Task requirements:
In the listing that follows, how many lines contain the string "subtitle"? Provide only the number.

Records for the task:
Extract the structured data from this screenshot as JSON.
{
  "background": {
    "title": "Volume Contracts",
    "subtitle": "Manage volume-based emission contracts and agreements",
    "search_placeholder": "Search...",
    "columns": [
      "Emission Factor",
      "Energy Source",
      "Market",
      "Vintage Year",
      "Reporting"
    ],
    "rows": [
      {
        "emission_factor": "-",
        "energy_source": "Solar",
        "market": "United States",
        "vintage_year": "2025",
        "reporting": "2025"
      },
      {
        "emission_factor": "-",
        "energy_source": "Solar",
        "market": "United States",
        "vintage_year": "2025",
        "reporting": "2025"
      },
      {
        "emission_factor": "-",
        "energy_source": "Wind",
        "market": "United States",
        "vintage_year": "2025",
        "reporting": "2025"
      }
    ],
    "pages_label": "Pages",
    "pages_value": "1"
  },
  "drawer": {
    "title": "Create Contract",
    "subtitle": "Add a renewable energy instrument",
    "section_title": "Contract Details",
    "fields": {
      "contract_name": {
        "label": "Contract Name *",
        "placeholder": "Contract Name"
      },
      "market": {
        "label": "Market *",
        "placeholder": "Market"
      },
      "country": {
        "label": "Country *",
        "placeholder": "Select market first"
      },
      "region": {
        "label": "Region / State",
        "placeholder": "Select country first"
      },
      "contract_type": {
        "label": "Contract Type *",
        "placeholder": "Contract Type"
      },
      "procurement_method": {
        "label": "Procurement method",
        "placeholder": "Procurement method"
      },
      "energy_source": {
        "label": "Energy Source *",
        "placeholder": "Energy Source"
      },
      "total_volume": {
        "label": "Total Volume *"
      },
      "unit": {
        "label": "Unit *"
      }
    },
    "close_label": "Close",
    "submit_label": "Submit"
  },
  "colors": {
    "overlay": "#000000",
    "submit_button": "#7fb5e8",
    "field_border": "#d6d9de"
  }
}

Correct answer:
2